---------- MATERIAL PROVIDED

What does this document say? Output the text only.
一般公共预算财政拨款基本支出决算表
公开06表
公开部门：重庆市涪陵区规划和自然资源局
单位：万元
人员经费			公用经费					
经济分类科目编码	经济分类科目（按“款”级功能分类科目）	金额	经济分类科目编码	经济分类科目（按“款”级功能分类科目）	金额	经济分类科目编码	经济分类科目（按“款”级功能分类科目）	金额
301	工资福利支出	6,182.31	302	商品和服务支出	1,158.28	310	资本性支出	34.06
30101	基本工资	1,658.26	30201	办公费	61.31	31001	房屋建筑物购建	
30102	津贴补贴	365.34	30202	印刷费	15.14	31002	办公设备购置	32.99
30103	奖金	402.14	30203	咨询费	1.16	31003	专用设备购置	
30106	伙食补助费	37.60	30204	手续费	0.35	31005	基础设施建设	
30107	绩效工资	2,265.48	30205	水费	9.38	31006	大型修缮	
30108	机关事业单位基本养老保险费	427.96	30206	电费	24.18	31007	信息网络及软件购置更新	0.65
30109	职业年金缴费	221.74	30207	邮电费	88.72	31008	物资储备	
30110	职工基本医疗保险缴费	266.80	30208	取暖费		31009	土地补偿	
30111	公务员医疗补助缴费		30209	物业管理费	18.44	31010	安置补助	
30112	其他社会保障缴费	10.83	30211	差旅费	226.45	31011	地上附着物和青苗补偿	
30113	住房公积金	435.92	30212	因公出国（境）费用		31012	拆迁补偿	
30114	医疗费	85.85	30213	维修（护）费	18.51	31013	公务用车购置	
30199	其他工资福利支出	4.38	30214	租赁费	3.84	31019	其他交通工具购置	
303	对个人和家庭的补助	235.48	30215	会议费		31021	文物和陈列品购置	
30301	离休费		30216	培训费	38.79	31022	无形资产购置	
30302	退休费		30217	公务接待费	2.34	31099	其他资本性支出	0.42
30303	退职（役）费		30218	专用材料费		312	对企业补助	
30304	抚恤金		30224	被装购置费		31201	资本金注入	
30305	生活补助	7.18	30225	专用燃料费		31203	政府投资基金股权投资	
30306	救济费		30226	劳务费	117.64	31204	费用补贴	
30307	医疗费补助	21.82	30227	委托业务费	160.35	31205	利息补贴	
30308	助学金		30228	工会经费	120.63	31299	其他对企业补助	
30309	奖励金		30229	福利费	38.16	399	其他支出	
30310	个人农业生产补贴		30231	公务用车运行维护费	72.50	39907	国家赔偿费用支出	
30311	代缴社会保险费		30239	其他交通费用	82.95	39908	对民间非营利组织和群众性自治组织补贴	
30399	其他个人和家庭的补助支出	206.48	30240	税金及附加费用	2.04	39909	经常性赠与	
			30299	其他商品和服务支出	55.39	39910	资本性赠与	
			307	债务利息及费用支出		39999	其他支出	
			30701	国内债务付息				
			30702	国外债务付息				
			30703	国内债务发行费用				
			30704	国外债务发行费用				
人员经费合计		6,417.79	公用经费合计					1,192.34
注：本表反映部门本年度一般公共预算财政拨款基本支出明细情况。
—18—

--------------------
---------- MATERIAL PROVIDED

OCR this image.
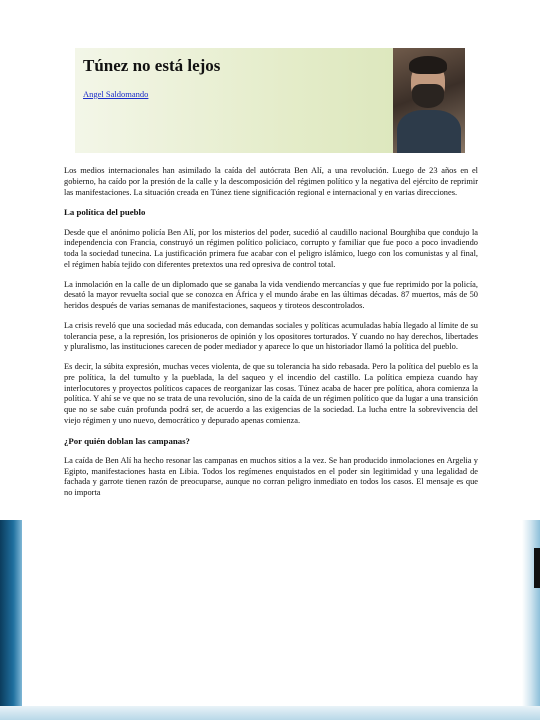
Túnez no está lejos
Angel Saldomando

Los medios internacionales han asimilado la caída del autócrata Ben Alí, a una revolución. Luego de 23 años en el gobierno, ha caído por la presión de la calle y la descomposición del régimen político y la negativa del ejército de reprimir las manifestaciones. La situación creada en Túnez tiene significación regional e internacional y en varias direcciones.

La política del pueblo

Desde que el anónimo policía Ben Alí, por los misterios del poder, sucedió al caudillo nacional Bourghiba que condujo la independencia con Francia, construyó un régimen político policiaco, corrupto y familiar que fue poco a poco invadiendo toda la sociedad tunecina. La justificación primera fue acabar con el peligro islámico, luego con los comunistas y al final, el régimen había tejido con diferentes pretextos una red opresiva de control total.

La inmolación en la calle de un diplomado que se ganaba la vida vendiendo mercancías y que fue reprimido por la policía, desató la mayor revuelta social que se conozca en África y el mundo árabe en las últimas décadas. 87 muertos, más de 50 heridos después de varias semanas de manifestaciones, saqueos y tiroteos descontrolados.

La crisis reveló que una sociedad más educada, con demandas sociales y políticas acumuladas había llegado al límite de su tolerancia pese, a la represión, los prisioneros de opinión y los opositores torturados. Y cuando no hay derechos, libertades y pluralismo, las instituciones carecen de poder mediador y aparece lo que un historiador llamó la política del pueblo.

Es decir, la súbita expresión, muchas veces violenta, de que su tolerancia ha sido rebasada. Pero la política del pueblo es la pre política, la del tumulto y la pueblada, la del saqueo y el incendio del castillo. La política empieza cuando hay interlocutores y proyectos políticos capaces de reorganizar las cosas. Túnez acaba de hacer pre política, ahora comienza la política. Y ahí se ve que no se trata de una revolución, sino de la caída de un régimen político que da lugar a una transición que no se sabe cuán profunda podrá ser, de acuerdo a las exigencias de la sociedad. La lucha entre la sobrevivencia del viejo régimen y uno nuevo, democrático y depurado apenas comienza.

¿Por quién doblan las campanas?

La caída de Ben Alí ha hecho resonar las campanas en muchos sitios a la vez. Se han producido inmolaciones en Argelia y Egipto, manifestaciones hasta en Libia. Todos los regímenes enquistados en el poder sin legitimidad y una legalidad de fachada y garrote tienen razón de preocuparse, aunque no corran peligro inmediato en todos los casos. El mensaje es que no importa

--------------------

WHAT THE TASK REQUIRES:
Tally how many lines of the data include the word "this". Write the number and nothing else.

EXPECTED ANSWER:
2